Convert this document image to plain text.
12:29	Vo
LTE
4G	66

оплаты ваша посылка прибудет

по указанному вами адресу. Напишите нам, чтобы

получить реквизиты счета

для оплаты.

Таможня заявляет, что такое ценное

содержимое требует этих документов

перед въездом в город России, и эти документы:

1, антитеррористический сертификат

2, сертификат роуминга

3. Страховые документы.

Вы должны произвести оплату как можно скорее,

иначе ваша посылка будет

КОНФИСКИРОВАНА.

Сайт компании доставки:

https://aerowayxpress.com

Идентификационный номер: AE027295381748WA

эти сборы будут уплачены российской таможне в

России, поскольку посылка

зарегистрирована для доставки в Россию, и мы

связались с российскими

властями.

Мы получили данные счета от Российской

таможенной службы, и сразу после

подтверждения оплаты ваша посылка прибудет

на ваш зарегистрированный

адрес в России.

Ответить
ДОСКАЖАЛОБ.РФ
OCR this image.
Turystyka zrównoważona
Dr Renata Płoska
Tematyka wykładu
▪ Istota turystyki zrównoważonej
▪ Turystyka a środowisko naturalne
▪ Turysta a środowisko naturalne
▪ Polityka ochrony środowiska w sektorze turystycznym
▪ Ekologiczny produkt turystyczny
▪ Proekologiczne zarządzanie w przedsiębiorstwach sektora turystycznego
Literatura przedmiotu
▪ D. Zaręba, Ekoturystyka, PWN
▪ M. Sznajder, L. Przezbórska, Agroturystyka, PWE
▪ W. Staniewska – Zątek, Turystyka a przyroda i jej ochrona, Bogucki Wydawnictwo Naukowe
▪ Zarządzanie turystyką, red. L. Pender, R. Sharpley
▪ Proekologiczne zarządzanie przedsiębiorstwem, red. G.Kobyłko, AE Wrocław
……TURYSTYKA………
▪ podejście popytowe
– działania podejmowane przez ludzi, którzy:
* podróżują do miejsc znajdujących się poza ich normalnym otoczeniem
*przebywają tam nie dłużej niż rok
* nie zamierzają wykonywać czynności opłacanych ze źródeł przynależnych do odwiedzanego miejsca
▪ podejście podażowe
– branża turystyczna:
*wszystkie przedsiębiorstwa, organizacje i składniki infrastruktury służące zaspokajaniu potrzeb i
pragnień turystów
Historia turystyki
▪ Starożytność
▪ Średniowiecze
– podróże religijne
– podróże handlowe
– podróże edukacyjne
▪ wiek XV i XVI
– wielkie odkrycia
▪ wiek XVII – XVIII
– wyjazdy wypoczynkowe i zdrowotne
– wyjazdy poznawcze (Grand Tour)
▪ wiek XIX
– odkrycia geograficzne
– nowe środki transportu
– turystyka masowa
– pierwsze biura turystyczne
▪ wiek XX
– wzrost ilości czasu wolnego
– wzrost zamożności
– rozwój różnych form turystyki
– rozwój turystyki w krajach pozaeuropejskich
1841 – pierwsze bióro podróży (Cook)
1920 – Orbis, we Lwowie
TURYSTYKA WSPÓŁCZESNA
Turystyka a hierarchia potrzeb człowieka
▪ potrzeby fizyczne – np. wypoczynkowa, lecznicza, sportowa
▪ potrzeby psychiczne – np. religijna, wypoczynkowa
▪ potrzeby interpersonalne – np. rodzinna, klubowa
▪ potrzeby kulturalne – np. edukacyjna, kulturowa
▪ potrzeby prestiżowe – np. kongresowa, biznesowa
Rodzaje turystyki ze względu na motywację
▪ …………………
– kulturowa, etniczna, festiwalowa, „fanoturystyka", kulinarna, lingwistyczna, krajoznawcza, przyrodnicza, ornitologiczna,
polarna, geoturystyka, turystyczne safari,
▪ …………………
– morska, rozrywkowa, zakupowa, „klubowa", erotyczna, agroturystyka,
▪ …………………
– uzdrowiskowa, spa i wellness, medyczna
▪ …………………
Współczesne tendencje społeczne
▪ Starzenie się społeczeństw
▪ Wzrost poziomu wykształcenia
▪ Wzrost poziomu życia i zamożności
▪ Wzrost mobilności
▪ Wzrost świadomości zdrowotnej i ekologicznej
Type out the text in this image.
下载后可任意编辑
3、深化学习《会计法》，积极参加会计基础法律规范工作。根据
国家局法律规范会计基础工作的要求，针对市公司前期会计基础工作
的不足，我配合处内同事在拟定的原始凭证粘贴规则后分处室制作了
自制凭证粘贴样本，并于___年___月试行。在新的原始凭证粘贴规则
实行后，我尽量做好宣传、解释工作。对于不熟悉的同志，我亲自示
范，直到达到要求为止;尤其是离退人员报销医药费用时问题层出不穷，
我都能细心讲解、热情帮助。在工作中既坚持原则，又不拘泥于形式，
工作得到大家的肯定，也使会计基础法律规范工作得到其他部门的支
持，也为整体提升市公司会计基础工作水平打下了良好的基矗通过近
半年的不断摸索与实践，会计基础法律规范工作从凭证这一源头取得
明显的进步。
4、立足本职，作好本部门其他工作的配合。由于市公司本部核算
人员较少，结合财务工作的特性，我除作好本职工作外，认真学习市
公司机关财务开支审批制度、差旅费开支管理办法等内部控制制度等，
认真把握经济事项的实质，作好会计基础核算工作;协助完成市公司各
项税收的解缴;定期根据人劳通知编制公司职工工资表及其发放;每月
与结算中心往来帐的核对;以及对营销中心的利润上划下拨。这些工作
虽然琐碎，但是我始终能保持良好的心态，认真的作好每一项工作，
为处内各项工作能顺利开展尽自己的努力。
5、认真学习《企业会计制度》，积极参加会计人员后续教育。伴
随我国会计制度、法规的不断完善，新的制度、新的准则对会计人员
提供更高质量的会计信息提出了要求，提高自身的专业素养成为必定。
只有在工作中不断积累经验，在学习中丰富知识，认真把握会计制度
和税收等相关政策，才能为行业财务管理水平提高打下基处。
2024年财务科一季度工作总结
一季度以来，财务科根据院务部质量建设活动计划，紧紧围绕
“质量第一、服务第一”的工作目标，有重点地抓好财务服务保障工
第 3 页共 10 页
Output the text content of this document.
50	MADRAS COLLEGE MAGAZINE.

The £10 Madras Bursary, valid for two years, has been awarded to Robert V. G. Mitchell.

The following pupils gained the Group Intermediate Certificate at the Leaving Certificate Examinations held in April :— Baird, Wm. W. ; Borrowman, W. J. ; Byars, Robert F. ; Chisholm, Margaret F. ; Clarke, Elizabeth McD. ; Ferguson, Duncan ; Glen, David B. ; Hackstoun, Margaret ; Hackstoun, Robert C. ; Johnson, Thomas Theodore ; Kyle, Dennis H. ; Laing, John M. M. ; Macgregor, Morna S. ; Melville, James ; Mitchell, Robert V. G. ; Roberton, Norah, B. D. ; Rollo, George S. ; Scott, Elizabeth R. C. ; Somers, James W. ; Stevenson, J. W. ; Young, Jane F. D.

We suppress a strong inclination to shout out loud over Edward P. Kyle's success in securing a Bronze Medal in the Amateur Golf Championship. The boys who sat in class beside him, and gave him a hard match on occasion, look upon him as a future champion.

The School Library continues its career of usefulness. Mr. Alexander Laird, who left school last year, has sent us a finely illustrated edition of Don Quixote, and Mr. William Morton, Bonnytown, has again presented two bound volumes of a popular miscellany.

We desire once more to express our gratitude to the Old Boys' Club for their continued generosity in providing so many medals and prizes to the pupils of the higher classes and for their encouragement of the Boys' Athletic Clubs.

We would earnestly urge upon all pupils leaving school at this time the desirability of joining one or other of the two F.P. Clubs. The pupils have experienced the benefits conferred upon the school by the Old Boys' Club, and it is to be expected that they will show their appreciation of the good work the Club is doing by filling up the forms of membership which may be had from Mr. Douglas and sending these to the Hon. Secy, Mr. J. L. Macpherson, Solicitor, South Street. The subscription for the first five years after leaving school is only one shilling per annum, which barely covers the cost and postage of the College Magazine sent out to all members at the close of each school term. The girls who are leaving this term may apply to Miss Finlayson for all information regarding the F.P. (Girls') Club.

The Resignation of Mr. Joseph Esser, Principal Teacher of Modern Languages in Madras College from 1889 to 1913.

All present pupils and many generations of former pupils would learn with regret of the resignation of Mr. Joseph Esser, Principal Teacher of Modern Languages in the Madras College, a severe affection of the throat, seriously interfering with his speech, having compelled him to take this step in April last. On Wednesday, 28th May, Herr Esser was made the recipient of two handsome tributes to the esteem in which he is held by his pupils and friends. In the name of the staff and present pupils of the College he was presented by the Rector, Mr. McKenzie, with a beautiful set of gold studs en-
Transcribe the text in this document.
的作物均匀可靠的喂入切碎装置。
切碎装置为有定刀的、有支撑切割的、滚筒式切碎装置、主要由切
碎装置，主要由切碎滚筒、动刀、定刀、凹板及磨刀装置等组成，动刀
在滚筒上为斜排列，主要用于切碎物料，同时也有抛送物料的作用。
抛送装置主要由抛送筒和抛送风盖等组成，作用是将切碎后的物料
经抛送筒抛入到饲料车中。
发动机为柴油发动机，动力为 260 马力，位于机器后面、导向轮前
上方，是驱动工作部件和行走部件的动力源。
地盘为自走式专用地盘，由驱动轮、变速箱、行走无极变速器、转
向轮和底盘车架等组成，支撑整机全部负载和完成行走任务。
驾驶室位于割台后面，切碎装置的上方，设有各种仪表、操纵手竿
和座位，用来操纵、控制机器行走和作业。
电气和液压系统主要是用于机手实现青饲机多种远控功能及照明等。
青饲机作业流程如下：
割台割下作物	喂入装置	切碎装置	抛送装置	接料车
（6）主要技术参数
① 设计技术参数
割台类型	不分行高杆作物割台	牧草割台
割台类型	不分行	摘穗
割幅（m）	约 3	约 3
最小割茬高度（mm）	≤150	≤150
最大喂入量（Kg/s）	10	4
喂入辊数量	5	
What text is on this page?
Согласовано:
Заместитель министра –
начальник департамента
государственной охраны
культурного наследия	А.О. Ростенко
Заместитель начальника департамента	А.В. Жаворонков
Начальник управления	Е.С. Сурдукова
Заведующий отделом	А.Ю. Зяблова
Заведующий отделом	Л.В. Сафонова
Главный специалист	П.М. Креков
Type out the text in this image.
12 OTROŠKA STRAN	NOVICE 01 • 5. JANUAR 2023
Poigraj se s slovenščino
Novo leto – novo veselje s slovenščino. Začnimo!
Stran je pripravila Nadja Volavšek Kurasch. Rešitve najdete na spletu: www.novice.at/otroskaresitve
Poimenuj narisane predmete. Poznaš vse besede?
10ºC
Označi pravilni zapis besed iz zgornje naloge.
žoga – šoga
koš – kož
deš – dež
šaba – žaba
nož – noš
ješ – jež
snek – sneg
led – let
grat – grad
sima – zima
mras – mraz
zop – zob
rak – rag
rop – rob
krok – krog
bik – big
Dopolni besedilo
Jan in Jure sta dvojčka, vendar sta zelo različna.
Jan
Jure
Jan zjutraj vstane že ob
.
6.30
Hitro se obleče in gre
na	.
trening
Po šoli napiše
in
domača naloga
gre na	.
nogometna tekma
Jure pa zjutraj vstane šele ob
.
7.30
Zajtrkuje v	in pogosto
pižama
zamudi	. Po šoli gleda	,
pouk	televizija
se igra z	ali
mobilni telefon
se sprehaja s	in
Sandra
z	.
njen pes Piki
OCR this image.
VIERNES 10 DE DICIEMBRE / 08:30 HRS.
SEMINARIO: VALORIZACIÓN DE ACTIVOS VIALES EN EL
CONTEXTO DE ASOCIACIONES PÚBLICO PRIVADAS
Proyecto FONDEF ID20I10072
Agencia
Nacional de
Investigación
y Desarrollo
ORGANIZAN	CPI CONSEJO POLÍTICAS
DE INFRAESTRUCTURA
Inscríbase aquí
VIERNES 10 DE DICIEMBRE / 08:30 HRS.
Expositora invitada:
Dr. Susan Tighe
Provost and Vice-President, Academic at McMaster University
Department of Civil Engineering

━━━━

Find the count of lines in the data above where the string "slovenščino" occurs. Provide that number alone.

2